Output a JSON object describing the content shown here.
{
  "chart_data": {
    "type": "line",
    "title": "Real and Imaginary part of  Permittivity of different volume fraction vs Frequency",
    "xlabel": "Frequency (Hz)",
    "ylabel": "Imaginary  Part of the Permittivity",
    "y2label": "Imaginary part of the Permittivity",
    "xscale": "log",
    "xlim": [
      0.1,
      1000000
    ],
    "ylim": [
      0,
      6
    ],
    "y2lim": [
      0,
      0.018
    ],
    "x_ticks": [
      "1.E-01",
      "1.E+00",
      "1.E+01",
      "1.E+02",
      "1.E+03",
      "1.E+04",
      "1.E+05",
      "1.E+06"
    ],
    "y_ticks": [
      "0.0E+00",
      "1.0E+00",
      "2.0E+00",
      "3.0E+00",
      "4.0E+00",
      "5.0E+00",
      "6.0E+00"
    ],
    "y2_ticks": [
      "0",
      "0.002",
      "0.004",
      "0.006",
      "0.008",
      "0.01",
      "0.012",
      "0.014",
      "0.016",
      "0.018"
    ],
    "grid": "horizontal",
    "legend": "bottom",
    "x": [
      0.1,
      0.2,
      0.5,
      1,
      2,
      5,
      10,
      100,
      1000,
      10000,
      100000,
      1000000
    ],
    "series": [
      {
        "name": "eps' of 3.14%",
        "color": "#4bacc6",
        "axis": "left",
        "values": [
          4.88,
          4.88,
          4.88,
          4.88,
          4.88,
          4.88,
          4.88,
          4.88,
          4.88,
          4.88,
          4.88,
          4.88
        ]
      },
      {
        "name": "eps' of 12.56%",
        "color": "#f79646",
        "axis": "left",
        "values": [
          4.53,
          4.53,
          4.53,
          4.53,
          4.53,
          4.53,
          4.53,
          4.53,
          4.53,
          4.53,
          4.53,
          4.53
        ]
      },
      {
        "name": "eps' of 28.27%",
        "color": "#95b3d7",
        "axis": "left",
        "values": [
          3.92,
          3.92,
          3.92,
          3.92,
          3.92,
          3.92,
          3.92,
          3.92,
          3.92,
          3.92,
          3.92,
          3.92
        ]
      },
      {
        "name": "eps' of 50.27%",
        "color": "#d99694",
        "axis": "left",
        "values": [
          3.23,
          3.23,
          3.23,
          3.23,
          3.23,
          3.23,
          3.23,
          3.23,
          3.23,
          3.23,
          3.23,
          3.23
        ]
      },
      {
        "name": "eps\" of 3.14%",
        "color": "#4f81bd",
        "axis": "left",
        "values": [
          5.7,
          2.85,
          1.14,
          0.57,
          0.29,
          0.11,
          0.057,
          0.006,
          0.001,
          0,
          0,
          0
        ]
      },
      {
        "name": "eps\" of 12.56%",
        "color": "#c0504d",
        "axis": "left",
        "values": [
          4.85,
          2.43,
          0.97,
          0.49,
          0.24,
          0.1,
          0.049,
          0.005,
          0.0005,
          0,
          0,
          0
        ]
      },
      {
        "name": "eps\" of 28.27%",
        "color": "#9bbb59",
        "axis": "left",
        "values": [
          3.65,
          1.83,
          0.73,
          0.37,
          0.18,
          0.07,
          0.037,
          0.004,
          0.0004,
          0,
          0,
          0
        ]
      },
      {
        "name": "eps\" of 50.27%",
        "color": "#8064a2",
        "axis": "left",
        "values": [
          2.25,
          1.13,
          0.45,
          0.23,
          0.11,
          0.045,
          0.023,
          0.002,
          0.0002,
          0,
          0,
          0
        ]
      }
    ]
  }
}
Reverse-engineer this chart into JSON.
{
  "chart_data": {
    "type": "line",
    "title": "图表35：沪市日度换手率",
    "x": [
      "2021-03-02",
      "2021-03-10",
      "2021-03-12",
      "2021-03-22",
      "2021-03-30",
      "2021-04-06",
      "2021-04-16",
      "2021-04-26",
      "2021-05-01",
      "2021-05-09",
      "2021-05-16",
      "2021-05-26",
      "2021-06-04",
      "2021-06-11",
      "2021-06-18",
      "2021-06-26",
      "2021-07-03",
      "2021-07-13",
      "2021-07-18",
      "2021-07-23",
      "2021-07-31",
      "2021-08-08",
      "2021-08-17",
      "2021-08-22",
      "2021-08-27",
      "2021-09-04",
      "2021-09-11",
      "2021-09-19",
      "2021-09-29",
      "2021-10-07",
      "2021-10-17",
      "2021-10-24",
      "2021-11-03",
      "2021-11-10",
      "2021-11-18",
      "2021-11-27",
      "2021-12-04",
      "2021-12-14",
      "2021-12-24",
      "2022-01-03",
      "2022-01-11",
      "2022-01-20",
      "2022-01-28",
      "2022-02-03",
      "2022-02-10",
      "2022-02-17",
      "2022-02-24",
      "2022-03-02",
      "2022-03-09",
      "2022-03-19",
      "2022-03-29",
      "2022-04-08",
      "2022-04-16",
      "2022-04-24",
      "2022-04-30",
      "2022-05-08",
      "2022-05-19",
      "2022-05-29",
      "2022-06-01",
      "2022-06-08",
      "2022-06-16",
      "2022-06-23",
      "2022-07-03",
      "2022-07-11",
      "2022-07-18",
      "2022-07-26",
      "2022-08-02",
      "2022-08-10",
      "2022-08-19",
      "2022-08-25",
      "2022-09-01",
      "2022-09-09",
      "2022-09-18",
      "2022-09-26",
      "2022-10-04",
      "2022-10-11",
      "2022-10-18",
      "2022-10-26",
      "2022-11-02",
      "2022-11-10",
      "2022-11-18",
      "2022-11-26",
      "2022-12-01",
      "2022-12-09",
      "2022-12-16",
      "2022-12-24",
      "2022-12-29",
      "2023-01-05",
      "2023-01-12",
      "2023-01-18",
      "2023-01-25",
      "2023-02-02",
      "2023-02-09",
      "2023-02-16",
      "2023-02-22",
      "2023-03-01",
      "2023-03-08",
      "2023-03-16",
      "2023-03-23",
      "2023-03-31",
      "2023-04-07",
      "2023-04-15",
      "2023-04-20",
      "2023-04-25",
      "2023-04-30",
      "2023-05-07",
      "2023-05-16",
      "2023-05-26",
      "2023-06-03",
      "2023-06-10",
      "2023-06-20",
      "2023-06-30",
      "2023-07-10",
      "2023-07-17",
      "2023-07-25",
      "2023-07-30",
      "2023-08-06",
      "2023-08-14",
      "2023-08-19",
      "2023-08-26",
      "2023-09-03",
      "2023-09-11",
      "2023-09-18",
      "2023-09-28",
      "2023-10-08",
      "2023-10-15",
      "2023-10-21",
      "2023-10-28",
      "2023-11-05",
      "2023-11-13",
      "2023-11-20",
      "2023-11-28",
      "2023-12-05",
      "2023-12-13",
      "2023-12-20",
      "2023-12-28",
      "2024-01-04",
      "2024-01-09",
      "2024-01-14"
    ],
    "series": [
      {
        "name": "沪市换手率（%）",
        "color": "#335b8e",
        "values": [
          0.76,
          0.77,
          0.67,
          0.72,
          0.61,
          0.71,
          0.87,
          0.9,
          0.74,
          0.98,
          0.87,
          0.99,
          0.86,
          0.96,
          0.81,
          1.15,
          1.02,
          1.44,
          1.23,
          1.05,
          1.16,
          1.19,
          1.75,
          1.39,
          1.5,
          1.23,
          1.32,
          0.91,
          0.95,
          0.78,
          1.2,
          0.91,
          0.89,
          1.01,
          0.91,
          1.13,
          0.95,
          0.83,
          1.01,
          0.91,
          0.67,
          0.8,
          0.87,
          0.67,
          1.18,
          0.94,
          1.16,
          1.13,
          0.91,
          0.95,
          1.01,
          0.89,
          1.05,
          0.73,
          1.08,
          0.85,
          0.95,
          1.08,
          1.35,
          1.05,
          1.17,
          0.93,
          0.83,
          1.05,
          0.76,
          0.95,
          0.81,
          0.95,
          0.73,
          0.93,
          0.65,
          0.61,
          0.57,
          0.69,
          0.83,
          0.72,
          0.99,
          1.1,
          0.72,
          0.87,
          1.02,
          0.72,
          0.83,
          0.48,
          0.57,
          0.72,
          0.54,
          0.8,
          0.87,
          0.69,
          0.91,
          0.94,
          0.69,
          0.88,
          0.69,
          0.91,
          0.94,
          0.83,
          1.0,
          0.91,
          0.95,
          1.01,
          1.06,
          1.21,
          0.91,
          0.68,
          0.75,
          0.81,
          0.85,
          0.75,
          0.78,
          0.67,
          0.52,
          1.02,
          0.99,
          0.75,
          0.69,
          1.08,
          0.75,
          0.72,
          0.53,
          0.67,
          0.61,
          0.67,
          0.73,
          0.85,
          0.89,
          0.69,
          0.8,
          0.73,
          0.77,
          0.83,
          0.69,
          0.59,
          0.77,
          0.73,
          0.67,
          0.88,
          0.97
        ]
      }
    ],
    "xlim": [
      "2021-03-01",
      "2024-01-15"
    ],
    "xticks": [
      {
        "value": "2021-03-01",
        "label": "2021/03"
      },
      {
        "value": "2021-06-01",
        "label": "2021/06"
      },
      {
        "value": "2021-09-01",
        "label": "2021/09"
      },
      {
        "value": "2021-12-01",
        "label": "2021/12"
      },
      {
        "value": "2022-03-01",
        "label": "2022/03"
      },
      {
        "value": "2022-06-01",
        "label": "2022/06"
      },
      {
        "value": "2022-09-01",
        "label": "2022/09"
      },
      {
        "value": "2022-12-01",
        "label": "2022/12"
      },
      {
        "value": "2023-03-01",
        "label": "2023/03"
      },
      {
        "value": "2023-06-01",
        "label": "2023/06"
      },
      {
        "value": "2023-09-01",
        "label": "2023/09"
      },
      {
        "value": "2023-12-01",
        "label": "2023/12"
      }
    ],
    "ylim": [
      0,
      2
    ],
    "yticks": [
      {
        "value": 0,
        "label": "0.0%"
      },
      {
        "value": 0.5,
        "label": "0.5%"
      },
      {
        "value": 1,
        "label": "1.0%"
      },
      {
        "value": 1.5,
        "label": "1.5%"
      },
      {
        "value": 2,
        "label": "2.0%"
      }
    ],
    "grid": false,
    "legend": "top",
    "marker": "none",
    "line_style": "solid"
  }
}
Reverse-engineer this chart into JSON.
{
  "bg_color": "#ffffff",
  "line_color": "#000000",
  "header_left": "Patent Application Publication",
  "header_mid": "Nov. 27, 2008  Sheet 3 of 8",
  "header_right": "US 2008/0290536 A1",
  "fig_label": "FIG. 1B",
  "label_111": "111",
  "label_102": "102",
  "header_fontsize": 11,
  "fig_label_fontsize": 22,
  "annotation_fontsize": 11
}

__________

### Description of the task
Copy out each line of the listing that holds "title".

### Problem solution
    "title": "Real and Imaginary part of  Permittivity of different volume fraction vs Frequency",
    "title": "图表35：沪市日度换手率",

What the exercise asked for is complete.